* Start *

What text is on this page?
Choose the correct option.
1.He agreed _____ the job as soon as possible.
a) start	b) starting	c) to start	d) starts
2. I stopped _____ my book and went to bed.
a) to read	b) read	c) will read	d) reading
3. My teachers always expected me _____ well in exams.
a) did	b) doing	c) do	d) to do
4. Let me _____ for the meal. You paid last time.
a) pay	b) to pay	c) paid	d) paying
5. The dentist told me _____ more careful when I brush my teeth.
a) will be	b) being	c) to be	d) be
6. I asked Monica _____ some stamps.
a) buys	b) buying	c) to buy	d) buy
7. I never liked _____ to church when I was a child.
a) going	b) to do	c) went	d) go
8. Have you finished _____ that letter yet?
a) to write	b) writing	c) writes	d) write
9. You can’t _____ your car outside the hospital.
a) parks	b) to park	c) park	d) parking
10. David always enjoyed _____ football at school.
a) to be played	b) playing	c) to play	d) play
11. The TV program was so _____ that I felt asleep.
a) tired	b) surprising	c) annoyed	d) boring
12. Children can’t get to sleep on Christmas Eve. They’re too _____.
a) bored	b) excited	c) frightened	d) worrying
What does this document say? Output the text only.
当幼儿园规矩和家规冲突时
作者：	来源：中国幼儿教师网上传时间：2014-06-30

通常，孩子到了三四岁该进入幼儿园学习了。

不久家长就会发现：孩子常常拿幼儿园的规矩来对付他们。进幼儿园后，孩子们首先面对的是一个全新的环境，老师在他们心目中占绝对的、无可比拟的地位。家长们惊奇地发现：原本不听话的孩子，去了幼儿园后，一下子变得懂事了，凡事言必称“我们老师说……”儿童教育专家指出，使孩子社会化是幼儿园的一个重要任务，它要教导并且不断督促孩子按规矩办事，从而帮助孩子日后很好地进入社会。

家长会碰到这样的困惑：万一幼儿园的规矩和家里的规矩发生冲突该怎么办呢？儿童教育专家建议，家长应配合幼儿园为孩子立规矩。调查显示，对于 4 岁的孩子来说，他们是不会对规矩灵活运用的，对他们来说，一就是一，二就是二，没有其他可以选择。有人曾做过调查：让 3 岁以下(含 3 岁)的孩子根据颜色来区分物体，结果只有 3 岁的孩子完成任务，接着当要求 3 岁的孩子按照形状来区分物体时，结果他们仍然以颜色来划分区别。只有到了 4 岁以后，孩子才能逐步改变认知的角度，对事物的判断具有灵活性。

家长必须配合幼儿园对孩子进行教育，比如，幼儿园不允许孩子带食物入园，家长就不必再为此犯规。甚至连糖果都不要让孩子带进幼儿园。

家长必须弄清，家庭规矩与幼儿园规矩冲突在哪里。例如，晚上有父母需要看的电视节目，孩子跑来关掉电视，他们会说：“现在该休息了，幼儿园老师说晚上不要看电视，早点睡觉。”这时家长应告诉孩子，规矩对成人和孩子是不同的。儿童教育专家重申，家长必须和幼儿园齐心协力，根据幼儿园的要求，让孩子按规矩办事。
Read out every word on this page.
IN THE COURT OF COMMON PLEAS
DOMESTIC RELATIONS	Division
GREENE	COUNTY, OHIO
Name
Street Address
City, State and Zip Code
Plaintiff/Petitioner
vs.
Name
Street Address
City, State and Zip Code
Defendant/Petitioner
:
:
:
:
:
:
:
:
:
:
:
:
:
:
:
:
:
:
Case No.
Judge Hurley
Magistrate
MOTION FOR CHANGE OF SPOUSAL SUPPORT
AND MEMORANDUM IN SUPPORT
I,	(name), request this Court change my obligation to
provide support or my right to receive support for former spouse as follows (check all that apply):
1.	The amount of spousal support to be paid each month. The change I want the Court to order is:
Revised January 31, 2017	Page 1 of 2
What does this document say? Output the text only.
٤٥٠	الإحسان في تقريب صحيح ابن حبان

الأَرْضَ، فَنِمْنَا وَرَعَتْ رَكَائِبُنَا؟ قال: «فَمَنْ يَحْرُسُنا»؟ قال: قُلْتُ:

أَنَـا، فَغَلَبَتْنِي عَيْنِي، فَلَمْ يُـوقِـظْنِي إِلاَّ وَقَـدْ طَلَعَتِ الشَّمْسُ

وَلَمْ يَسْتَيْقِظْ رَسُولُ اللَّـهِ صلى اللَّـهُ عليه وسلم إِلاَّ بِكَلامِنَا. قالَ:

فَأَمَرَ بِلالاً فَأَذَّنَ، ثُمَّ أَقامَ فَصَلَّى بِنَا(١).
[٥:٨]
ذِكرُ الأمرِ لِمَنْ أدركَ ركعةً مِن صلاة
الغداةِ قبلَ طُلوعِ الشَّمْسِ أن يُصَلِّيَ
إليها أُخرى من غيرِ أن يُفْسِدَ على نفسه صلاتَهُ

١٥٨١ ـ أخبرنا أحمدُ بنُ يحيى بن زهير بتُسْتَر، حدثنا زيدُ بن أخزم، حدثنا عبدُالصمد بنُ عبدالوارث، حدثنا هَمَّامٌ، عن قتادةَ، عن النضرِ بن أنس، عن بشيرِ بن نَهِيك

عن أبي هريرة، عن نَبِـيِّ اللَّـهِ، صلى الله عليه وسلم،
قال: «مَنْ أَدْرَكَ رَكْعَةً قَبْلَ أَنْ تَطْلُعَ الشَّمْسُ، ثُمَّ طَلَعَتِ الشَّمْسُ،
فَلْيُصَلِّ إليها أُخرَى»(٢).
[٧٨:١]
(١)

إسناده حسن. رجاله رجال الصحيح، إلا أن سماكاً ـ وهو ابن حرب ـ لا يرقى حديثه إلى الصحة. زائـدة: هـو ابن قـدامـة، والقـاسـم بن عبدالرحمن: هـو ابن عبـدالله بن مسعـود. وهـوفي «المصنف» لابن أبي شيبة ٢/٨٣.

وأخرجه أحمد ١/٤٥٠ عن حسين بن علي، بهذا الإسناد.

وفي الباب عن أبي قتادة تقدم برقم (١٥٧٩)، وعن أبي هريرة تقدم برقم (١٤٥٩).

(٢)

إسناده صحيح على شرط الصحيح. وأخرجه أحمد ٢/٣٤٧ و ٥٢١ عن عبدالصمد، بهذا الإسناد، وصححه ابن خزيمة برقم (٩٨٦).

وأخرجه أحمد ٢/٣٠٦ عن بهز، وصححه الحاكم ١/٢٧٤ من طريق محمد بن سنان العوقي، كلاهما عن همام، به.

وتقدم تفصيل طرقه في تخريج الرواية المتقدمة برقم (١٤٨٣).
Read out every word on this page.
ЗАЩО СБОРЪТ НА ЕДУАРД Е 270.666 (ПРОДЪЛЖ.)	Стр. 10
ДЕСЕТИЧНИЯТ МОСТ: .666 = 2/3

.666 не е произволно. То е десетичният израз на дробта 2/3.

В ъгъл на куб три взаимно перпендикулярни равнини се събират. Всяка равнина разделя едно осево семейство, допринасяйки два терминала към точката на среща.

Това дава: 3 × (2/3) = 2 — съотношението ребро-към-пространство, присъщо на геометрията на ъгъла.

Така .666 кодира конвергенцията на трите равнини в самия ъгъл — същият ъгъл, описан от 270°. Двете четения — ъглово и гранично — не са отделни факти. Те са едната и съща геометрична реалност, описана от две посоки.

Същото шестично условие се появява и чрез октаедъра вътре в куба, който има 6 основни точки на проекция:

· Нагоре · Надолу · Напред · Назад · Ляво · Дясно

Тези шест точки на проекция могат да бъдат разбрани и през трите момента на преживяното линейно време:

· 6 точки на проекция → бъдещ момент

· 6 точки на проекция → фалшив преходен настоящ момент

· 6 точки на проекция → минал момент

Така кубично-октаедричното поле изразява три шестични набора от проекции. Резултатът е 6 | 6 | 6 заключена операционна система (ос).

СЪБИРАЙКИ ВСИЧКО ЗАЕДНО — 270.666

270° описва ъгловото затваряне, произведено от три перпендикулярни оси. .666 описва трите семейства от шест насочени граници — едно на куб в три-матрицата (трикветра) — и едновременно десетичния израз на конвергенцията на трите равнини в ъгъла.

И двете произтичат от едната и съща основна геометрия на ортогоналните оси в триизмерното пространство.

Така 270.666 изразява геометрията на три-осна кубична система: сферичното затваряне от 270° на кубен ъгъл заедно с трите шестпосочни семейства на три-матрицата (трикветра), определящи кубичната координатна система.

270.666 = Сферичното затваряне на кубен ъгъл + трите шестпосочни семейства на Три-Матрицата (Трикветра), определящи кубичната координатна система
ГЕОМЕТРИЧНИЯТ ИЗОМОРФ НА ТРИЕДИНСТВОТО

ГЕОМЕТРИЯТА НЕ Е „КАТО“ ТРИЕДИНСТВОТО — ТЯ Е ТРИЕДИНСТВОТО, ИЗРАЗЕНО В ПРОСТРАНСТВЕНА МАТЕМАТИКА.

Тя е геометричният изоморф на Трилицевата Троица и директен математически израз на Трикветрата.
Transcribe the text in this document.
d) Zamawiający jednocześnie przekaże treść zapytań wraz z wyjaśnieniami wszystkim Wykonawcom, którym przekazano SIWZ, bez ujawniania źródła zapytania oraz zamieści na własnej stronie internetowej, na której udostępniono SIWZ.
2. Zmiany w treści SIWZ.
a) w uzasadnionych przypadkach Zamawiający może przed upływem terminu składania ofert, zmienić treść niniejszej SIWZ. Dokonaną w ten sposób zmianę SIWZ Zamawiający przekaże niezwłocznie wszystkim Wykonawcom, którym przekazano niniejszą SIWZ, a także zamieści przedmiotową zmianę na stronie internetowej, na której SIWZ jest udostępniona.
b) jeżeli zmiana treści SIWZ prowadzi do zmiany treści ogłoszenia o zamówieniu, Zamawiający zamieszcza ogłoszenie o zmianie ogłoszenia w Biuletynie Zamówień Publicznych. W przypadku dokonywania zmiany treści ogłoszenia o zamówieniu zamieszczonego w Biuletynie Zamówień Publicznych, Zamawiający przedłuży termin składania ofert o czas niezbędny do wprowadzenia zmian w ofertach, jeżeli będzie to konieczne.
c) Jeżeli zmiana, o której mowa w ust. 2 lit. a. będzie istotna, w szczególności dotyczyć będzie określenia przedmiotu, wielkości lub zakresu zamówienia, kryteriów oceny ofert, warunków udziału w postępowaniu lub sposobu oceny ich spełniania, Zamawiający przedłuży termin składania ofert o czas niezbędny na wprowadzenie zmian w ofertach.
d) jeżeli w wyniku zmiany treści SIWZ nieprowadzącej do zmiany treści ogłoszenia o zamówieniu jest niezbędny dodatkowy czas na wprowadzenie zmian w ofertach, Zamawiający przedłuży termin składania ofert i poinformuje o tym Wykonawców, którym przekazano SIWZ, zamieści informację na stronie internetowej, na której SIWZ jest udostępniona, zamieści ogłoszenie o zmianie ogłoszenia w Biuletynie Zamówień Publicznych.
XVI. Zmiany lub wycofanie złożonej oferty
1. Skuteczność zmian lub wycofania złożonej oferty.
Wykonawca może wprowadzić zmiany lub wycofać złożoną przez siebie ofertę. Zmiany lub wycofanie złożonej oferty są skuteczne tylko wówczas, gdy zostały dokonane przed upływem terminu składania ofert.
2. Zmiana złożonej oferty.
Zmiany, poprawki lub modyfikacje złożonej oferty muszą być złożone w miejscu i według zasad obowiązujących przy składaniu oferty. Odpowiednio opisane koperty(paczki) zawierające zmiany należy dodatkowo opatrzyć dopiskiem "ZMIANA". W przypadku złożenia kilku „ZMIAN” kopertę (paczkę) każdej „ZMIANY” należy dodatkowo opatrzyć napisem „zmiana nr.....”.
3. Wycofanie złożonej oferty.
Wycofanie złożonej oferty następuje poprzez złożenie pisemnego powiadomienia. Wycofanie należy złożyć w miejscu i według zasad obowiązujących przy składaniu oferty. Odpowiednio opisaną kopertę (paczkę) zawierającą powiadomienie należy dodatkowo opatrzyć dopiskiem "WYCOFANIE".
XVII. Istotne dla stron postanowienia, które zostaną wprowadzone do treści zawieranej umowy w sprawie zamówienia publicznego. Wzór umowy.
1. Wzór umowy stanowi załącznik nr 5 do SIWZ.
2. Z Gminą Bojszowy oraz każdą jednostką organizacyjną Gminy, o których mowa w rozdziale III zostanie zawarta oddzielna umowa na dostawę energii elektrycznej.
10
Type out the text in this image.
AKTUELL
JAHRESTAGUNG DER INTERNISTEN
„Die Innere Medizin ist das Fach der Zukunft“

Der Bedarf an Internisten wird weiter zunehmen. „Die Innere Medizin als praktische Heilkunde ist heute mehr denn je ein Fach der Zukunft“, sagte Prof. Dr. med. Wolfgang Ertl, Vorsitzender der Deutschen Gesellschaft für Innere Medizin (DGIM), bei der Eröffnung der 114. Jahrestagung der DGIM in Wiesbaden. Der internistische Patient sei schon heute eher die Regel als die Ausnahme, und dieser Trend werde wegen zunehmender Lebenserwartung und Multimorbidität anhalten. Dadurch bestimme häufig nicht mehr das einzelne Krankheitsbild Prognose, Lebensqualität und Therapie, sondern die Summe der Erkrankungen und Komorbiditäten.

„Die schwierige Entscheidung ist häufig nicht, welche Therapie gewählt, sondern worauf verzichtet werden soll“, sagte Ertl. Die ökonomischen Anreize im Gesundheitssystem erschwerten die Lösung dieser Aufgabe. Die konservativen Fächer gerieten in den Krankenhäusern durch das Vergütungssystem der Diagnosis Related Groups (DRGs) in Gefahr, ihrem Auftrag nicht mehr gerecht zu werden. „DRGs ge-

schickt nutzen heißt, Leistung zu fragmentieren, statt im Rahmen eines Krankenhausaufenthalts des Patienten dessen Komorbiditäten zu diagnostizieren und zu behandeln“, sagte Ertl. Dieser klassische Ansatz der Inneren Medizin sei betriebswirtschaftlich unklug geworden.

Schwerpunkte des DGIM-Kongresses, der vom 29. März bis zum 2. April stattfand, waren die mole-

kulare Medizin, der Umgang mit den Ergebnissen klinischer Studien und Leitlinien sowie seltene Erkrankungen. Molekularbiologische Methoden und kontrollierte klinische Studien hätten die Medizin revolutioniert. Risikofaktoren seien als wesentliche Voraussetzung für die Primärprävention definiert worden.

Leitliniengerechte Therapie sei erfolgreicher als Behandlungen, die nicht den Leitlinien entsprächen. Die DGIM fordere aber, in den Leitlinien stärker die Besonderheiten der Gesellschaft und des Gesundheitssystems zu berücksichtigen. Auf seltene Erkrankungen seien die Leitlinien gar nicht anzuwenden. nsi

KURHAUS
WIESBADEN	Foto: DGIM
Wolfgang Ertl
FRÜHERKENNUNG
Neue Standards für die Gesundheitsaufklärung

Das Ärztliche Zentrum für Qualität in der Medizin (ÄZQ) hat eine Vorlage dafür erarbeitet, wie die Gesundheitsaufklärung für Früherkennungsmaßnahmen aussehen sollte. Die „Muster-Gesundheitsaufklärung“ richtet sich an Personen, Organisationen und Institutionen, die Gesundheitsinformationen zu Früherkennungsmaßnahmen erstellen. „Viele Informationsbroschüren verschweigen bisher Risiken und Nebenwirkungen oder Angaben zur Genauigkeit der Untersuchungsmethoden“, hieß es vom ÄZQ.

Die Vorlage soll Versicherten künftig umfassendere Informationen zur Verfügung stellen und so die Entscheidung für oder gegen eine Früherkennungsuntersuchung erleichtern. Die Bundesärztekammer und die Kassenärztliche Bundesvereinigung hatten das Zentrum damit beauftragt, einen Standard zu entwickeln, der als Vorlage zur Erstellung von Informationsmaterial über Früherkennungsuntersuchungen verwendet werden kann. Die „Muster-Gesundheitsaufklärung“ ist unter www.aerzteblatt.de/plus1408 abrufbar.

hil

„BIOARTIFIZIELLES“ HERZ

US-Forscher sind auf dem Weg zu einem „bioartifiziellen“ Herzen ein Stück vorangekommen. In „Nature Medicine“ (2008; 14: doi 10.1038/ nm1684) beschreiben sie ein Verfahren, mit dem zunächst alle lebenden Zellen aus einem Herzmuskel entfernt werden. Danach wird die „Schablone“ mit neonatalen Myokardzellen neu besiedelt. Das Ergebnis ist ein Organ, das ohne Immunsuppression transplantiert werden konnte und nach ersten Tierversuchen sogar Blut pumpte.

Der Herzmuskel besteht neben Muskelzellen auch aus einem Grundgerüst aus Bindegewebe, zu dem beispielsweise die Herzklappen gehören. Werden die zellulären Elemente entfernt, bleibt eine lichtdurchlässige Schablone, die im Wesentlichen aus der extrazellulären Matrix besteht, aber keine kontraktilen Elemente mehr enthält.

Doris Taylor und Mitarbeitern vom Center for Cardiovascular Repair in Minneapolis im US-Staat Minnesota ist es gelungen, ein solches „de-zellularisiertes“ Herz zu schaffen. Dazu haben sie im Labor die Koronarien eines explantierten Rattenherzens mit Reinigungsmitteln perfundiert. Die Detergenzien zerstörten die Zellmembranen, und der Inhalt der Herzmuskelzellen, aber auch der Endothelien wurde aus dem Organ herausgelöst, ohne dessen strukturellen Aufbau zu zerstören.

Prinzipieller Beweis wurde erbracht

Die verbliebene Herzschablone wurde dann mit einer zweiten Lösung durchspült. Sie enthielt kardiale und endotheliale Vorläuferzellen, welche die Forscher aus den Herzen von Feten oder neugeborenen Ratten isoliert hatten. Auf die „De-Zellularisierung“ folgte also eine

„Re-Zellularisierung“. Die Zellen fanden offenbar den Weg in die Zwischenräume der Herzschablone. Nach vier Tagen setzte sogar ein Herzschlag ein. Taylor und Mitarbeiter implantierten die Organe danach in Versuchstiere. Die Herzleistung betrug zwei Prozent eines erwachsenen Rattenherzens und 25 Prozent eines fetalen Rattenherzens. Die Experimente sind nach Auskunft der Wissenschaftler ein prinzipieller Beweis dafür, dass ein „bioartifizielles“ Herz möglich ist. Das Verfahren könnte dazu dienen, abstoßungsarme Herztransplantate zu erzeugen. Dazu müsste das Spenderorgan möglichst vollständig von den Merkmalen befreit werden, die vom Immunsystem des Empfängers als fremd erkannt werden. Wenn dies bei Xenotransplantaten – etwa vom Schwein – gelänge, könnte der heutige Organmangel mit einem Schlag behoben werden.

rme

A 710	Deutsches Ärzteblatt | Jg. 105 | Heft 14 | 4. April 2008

* End *

Which lines include "Zukunft"? Copy each of them out.

- [Exercise response]
„Die Innere Medizin ist das Fach der Zukunft“
Der Bedarf an Internisten wird weiter zunehmen. „Die Innere Medizin als praktische Heilkunde ist heute mehr denn je ein Fach der Zukunft“, sagte Prof. Dr. med. Wolfgang Ertl, Vorsitzender der Deutschen Gesellschaft für Innere Medizin (DGIM), bei der Eröffnung der 114. Jahrestagung der DGIM in Wiesbaden. Der internistische Patient sei schon heute eher die Regel als die Ausnahme, und dieser Trend werde wegen zunehmender Lebenserwartung und Multimorbidität anhalten. Dadurch bestimme häufig nicht mehr das einzelne Krankheitsbild Prognose, Lebensqualität und Therapie, sondern die Summe der Erkrankungen und Komorbiditäten.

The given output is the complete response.